* begin *

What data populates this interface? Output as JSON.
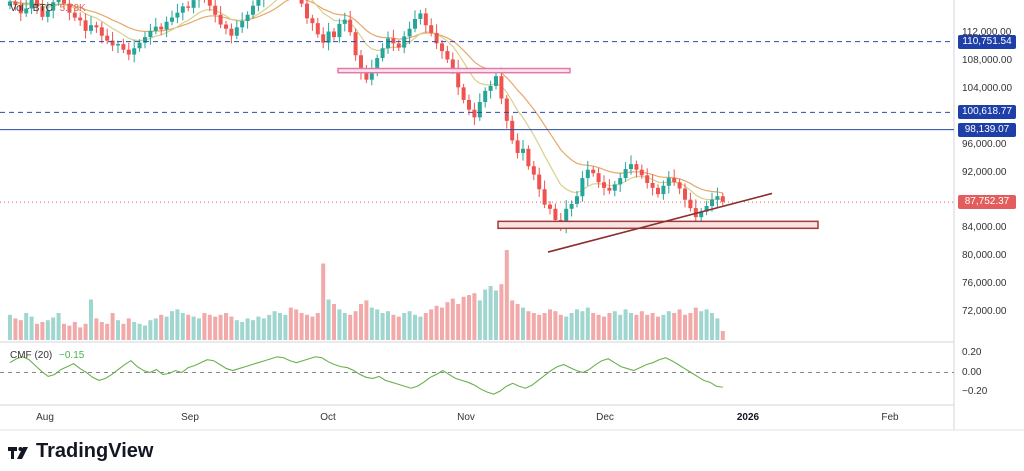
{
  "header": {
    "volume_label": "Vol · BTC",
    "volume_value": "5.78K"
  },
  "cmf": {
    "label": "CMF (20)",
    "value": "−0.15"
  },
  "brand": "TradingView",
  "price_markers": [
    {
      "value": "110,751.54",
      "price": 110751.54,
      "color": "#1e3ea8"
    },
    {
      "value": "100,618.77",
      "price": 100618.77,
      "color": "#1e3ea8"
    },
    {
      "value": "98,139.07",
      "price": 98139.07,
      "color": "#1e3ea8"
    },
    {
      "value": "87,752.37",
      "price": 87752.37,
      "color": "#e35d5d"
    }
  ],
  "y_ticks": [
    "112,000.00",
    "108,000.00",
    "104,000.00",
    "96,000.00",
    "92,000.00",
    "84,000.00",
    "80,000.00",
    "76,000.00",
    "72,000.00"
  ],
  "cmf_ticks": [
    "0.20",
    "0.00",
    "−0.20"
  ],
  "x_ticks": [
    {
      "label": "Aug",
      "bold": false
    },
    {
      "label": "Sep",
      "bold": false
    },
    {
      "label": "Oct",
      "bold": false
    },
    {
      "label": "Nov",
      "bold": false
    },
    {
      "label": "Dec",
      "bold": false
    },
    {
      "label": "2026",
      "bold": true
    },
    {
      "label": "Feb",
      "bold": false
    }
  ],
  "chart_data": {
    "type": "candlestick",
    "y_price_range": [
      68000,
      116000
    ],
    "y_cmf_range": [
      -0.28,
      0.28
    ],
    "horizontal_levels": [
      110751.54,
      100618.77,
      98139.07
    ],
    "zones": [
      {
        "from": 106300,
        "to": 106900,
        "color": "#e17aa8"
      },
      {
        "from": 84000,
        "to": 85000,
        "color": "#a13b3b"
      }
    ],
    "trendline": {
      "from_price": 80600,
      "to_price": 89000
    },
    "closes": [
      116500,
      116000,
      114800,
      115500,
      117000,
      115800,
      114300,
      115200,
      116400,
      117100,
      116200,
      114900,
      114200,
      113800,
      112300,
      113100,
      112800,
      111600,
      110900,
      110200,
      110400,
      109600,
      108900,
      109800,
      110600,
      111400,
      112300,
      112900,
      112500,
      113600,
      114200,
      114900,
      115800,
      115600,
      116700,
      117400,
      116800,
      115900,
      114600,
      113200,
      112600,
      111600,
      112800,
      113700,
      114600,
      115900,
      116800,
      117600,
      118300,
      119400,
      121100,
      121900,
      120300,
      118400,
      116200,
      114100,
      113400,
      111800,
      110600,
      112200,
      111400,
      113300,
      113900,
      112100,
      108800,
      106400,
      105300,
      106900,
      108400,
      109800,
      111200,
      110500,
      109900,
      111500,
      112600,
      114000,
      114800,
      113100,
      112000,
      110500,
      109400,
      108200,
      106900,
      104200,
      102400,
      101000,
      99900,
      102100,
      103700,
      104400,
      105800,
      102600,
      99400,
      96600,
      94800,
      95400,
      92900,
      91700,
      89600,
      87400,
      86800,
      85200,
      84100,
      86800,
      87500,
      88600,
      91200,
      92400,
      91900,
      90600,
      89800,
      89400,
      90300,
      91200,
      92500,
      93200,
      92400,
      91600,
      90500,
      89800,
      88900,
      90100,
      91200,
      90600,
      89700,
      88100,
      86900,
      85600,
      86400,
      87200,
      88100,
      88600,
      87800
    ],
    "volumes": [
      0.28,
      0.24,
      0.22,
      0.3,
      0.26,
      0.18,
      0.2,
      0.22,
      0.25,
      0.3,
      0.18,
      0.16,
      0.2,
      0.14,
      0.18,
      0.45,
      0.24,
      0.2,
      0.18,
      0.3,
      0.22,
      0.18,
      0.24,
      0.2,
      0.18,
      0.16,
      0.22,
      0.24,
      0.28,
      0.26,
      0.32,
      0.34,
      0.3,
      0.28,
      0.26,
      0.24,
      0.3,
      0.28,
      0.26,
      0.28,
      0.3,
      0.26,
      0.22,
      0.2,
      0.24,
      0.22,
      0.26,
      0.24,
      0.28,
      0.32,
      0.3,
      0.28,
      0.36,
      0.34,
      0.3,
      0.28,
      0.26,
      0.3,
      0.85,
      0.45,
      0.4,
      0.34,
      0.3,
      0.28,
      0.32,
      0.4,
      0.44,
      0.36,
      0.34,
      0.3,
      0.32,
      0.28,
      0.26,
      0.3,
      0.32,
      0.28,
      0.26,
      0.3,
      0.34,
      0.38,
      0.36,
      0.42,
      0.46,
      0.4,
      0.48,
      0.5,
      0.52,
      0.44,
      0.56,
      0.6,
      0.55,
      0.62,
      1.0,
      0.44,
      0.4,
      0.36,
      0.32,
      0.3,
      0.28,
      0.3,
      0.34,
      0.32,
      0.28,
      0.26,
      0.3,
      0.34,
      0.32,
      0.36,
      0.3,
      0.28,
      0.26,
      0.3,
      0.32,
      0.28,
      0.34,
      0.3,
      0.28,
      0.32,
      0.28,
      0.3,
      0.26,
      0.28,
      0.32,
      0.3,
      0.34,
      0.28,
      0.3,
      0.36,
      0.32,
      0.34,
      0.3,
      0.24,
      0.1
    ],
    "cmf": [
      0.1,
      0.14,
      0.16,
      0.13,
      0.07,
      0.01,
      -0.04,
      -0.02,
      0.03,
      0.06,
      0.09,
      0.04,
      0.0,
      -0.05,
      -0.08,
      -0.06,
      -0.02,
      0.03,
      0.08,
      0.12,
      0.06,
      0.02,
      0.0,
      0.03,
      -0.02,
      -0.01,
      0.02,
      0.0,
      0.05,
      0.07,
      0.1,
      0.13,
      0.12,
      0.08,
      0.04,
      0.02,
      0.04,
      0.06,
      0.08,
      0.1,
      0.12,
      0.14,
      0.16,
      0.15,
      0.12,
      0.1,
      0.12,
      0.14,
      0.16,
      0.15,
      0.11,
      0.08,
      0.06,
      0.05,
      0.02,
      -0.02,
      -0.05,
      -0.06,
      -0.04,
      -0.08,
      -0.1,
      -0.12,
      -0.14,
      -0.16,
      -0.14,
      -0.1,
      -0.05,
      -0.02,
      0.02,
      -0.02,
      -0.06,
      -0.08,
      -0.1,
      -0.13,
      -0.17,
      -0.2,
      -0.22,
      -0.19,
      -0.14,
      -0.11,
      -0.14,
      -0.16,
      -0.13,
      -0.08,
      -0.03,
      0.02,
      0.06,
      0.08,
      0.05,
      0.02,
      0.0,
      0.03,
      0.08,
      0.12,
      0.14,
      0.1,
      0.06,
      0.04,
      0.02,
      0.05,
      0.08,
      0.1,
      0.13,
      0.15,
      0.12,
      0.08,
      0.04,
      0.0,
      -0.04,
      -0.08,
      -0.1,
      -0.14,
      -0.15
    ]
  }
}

* end *

Task:
Repeat each record exactly as shown above, dropping all images.

The answer:
What data populates this interface? Output as JSON.
{
  "header": {
    "volume_label": "Vol · BTC",
    "volume_value": "5.78K"
  },
  "cmf": {
    "label": "CMF (20)",
    "value": "−0.15"
  },
  "brand": "TradingView",
  "price_markers": [
    {
      "value": "110,751.54",
      "price": 110751.54,
      "color": "#1e3ea8"
    },
    {
      "value": "100,618.77",
      "price": 100618.77,
      "color": "#1e3ea8"
    },
    {
      "value": "98,139.07",
      "price": 98139.07,
      "color": "#1e3ea8"
    },
    {
      "value": "87,752.37",
      "price": 87752.37,
      "color": "#e35d5d"
    }
  ],
  "y_ticks": [
    "112,000.00",
    "108,000.00",
    "104,000.00",
    "96,000.00",
    "92,000.00",
    "84,000.00",
    "80,000.00",
    "76,000.00",
    "72,000.00"
  ],
  "cmf_ticks": [
    "0.20",
    "0.00",
    "−0.20"
  ],
  "x_ticks": [
    {
      "label": "Aug",
      "bold": false
    },
    {
      "label": "Sep",
      "bold": false
    },
    {
      "label": "Oct",
      "bold": false
    },
    {
      "label": "Nov",
      "bold": false
    },
    {
      "label": "Dec",
      "bold": false
    },
    {
      "label": "2026",
      "bold": true
    },
    {
      "label": "Feb",
      "bold": false
    }
  ],
  "chart_data": {
    "type": "candlestick",
    "y_price_range": [
      68000,
      116000
    ],
    "y_cmf_range": [
      -0.28,
      0.28
    ],
    "horizontal_levels": [
      110751.54,
      100618.77,
      98139.07
    ],
    "zones": [
      {
        "from": 106300,
        "to": 106900,
        "color": "#e17aa8"
      },
      {
        "from": 84000,
        "to": 85000,
        "color": "#a13b3b"
      }
    ],
    "trendline": {
      "from_price": 80600,
      "to_price": 89000
    },
    "closes": [
      116500,
      116000,
      114800,
      115500,
      117000,
      115800,
      114300,
      115200,
      116400,
      117100,
      116200,
      114900,
      114200,
      113800,
      112300,
      113100,
      112800,
      111600,
      110900,
      110200,
      110400,
      109600,
      108900,
      109800,
      110600,
      111400,
      112300,
      112900,
      112500,
      113600,
      114200,
      114900,
      115800,
      115600,
      116700,
      117400,
      116800,
      115900,
      114600,
      113200,
      112600,
      111600,
      112800,
      113700,
      114600,
      115900,
      116800,
      117600,
      118300,
      119400,
      121100,
      121900,
      120300,
      118400,
      116200,
      114100,
      113400,
      111800,
      110600,
      112200,
      111400,
      113300,
      113900,
      112100,
      108800,
      106400,
      105300,
      106900,
      108400,
      109800,
      111200,
      110500,
      109900,
      111500,
      112600,
      114000,
      114800,
      113100,
      112000,
      110500,
      109400,
      108200,
      106900,
      104200,
      102400,
      101000,
      99900,
      102100,
      103700,
      104400,
      105800,
      102600,
      99400,
      96600,
      94800,
      95400,
      92900,
      91700,
      89600,
      87400,
      86800,
      85200,
      84100,
      86800,
      87500,
      88600,
      91200,
      92400,
      91900,
      90600,
      89800,
      89400,
      90300,
      91200,
      92500,
      93200,
      92400,
      91600,
      90500,
      89800,
      88900,
      90100,
      91200,
      90600,
      89700,
      88100,
      86900,
      85600,
      86400,
      87200,
      88100,
      88600,
      87800
    ],
    "volumes": [
      0.28,
      0.24,
      0.22,
      0.3,
      0.26,
      0.18,
      0.2,
      0.22,
      0.25,
      0.3,
      0.18,
      0.16,
      0.2,
      0.14,
      0.18,
      0.45,
      0.24,
      0.2,
      0.18,
      0.3,
      0.22,
      0.18,
      0.24,
      0.2,
      0.18,
      0.16,
      0.22,
      0.24,
      0.28,
      0.26,
      0.32,
      0.34,
      0.3,
      0.28,
      0.26,
      0.24,
      0.3,
      0.28,
      0.26,
      0.28,
      0.3,
      0.26,
      0.22,
      0.2,
      0.24,
      0.22,
      0.26,
      0.24,
      0.28,
      0.32,
      0.3,
      0.28,
      0.36,
      0.34,
      0.3,
      0.28,
      0.26,
      0.3,
      0.85,
      0.45,
      0.4,
      0.34,
      0.3,
      0.28,
      0.32,
      0.4,
      0.44,
      0.36,
      0.34,
      0.3,
      0.32,
      0.28,
      0.26,
      0.3,
      0.32,
      0.28,
      0.26,
      0.3,
      0.34,
      0.38,
      0.36,
      0.42,
      0.46,
      0.4,
      0.48,
      0.5,
      0.52,
      0.44,
      0.56,
      0.6,
      0.55,
      0.62,
      1.0,
      0.44,
      0.4,
      0.36,
      0.32,
      0.3,
      0.28,
      0.3,
      0.34,
      0.32,
      0.28,
      0.26,
      0.3,
      0.34,
      0.32,
      0.36,
      0.3,
      0.28,
      0.26,
      0.3,
      0.32,
      0.28,
      0.34,
      0.3,
      0.28,
      0.32,
      0.28,
      0.3,
      0.26,
      0.28,
      0.32,
      0.3,
      0.34,
      0.28,
      0.3,
      0.36,
      0.32,
      0.34,
      0.3,
      0.24,
      0.1
    ],
    "cmf": [
      0.1,
      0.14,
      0.16,
      0.13,
      0.07,
      0.01,
      -0.04,
      -0.02,
      0.03,
      0.06,
      0.09,
      0.04,
      0.0,
      -0.05,
      -0.08,
      -0.06,
      -0.02,
      0.03,
      0.08,
      0.12,
      0.06,
      0.02,
      0.0,
      0.03,
      -0.02,
      -0.01,
      0.02,
      0.0,
      0.05,
      0.07,
      0.1,
      0.13,
      0.12,
      0.08,
      0.04,
      0.02,
      0.04,
      0.06,
      0.08,
      0.1,
      0.12,
      0.14,
      0.16,
      0.15,
      0.12,
      0.1,
      0.12,
      0.14,
      0.16,
      0.15,
      0.11,
      0.08,
      0.06,
      0.05,
      0.02,
      -0.02,
      -0.05,
      -0.06,
      -0.04,
      -0.08,
      -0.1,
      -0.12,
      -0.14,
      -0.16,
      -0.14,
      -0.1,
      -0.05,
      -0.02,
      0.02,
      -0.02,
      -0.06,
      -0.08,
      -0.1,
      -0.13,
      -0.17,
      -0.2,
      -0.22,
      -0.19,
      -0.14,
      -0.11,
      -0.14,
      -0.16,
      -0.13,
      -0.08,
      -0.03,
      0.02,
      0.06,
      0.08,
      0.05,
      0.02,
      0.0,
      0.03,
      0.08,
      0.12,
      0.14,
      0.1,
      0.06,
      0.04,
      0.02,
      0.05,
      0.08,
      0.1,
      0.13,
      0.15,
      0.12,
      0.08,
      0.04,
      0.0,
      -0.04,
      -0.08,
      -0.1,
      -0.14,
      -0.15
    ]
  }
}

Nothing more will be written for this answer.